WRITTEN REQUEST 1: Write out the listing's lines from the line that contains "Patent image size: (498, 603)." to the line that contains "The second chamber 23 is at (368, 407).", both ends included, and nothing more.
WRITTEN REQUEST 2: Pick up the commentary on California housing and NIMBY attitudes where it stops, and keep writing it.

PAGE EXCERPT:
"""

Maybe you’re thinking, “No way! Nobody in their right mind would suggest that support for slightly less restrictive land use policy is a form of hatefully invidious discrimination.” Think again! That’s exactly what he does. It’s amazing case study in NIMBY entitlement that merits our close attention and withering scorn.


There is no way to convey the soaring level of entitled grievance at work here without extensive quotation. So away we go:


In California we pride ourselves on being very tolerant of a diverse array of lifestyles and lifestyle choices. Dress how it suits you; love whom you love; define yourself in accordance with your own preferences. Do your own thing. Sing your own song. Dance your own dance. The Californian thing is to live and let live.  


Except, evidently, when it comes to housing-lifestyle choices. If living in a home with a garden is your thing, you probably shouldn’t expect Californian tolerance from a certain group of people who with cult-like zeal will tell you that your lifestyle is bad, wrong, immoral and even “racist.”

"""

DATASET EXTRACT:

"""

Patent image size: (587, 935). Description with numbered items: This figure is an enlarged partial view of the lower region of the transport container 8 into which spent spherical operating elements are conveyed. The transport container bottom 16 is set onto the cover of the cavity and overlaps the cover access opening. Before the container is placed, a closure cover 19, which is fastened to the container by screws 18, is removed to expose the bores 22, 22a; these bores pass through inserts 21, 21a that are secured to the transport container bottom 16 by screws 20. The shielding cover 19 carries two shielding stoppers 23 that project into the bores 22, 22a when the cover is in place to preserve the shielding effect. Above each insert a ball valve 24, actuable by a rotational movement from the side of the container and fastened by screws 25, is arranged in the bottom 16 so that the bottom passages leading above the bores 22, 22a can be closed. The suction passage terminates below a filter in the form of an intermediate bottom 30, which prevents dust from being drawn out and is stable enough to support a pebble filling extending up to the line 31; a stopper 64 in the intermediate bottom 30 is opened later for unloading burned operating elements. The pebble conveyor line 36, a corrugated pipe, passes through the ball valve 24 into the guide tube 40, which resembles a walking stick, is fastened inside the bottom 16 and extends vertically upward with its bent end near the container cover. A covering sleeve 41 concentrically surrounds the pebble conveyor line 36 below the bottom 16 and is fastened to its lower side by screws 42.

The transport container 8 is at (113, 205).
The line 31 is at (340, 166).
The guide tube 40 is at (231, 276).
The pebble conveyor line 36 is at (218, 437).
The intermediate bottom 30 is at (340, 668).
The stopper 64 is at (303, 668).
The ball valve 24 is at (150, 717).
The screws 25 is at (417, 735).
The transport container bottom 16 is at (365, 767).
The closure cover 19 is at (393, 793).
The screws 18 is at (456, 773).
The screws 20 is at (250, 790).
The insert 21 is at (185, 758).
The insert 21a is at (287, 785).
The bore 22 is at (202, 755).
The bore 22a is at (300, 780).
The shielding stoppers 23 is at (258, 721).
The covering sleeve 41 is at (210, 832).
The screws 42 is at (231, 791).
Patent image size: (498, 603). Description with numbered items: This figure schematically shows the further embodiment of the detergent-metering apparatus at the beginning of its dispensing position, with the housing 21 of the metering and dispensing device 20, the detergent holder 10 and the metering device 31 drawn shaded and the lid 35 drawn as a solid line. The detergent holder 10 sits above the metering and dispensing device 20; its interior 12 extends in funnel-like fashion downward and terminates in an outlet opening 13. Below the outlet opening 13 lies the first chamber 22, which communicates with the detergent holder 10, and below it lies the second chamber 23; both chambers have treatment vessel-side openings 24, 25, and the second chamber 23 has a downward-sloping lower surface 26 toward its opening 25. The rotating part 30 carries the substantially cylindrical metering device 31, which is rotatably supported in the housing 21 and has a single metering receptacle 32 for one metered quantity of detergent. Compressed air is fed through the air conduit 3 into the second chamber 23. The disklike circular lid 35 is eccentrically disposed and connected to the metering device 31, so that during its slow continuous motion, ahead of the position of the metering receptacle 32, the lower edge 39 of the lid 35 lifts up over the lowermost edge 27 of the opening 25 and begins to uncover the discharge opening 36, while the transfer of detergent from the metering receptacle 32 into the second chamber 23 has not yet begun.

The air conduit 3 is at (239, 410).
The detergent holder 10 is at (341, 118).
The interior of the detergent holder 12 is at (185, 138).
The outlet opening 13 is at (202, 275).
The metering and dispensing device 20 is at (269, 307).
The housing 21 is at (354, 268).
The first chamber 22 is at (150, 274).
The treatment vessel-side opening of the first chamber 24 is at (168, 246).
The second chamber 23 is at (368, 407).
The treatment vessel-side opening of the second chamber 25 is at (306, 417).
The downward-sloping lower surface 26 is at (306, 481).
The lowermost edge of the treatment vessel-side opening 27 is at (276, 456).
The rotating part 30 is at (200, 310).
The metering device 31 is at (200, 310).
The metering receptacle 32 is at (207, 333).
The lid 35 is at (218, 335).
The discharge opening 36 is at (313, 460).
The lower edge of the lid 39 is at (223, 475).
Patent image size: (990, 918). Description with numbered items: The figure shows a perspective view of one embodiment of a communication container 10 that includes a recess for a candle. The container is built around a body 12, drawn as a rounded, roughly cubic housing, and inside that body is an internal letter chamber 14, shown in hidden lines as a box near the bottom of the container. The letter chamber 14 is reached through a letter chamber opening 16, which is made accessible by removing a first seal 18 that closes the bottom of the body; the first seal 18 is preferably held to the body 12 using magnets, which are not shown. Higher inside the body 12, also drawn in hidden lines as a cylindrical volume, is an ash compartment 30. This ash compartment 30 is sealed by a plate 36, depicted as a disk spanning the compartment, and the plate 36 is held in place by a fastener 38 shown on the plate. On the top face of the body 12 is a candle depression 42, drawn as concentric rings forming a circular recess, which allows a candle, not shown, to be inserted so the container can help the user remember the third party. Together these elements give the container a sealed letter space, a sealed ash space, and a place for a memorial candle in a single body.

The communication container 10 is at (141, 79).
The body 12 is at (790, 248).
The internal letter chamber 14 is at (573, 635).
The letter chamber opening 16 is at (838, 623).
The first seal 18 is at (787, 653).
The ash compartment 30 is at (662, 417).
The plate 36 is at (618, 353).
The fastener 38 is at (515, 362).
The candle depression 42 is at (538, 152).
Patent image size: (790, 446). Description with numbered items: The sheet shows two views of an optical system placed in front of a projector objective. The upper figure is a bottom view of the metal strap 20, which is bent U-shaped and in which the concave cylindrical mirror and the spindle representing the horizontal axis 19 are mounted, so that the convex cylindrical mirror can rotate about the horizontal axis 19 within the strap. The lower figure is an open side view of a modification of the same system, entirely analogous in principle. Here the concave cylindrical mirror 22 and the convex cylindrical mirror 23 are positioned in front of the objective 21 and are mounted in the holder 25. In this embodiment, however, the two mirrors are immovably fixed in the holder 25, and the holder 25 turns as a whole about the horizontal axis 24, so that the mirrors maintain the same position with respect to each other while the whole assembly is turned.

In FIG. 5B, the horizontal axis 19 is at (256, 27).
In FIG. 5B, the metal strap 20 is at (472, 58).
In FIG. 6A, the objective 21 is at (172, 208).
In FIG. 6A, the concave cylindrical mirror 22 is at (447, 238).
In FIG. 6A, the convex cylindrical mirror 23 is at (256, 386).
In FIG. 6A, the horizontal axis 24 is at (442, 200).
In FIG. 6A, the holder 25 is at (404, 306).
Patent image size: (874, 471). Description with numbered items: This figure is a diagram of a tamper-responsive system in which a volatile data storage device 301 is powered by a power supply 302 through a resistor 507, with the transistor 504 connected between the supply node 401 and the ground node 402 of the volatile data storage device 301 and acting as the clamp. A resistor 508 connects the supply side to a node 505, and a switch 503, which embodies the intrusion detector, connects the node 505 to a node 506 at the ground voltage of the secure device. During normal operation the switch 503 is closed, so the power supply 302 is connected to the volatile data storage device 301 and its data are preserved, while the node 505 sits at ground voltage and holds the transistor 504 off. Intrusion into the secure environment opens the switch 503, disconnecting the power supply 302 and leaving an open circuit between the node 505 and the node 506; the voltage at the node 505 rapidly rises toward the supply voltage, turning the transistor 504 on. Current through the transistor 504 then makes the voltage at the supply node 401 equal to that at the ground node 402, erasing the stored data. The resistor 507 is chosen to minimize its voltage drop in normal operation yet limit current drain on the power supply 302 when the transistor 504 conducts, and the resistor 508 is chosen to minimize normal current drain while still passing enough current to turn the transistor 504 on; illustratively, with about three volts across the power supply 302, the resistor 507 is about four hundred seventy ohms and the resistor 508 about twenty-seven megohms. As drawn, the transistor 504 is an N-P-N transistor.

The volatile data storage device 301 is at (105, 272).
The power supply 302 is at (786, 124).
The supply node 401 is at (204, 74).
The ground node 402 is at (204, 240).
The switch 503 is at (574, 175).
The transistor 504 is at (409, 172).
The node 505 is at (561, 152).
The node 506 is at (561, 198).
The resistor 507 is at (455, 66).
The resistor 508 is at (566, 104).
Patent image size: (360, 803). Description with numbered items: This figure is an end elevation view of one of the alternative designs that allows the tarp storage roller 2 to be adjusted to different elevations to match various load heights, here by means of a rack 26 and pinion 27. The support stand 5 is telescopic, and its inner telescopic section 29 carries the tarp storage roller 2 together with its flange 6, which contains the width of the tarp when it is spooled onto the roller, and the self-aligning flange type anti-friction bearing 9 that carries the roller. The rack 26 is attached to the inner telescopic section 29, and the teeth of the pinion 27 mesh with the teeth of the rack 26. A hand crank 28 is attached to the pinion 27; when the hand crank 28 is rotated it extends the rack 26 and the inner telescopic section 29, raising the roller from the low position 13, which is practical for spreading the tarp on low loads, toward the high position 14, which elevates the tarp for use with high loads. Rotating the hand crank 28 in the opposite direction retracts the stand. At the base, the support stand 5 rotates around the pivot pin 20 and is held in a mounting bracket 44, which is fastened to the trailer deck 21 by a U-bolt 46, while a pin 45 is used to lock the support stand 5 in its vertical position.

"""

FINAL ANSWER 1:
Patent image size: (498, 603). Description with numbered items: This figure schematically shows the further embodiment of the detergent-metering apparatus at the beginning of its dispensing position, with the housing 21 of the metering and dispensing device 20, the detergent holder 10 and the metering device 31 drawn shaded and the lid 35 drawn as a solid line. The detergent holder 10 sits above the metering and dispensing device 20; its interior 12 extends in funnel-like fashion downward and terminates in an outlet opening 13. Below the outlet opening 13 lies the first chamber 22, which communicates with the detergent holder 10, and below it lies the second chamber 23; both chambers have treatment vessel-side openings 24, 25, and the second chamber 23 has a downward-sloping lower surface 26 toward its opening 25. The rotating part 30 carries the substantially cylindrical metering device 31, which is rotatably supported in the housing 21 and has a single metering receptacle 32 for one metered quantity of detergent. Compressed air is fed through the air conduit 3 into the second chamber 23. The disklike circular lid 35 is eccentrically disposed and connected to the metering device 31, so that during its slow continuous motion, ahead of the position of the metering receptacle 32, the lower edge 39 of the lid 35 lifts up over the lowermost edge 27 of the opening 25 and begins to uncover the discharge opening 36, while the transfer of detergent from the metering receptacle 32 into the second chamber 23 has not yet begun.

The air conduit 3 is at (239, 410).
The detergent holder 10 is at (341, 118).
The interior of the detergent holder 12 is at (185, 138).
The outlet opening 13 is at (202, 275).
The metering and dispensing device 20 is at (269, 307).
The housing 21 is at (354, 268).
The first chamber 22 is at (150, 274).
The treatment vessel-side opening of the first chamber 24 is at (168, 246).
The second chamber 23 is at (368, 407).

FINAL ANSWER 2:
It’s hard not admire the chutzpah of Mirisch’s attempt to cast residence in a detached single-family house with a yard (garden? wtf?) as a “lifestyle choice.” But the issue is precisely that in places like Mirisch’s Beverly Hills, where the median home price is $3 million, owning a single-family home (with or without a “garden”) is a lifestyle choice that is open to approximately no one. It is not akin to a preference for a vegan diet or the intimate company of men in animal costumes. It’s more like a preference for a live-in butler, maid, gardener, cook and personal driver. That’s a “lifestyle,” to be sure, but available only to miniscule set of people who have so much power they hardly need our “tolerance” to thrive.


Anyway, have you ever heard anyone argue that “living in a home with a garden” (kill me) is “bad, wrong, immoral and even ‘racist’”? (Why is “racist” in scare quotes, do you suppose?) I sure haven’t. This is just a self-pitying strawman.


One version of the actual argument, goes like this…


People are entitled to a system that delivers access decent, affordable housing.


The detached single-family house with a yard is the most expensive form of housing.


Exclusive single-family zoning across most of a city’s territory leads to the undersupply of more affordable, multi-family housing.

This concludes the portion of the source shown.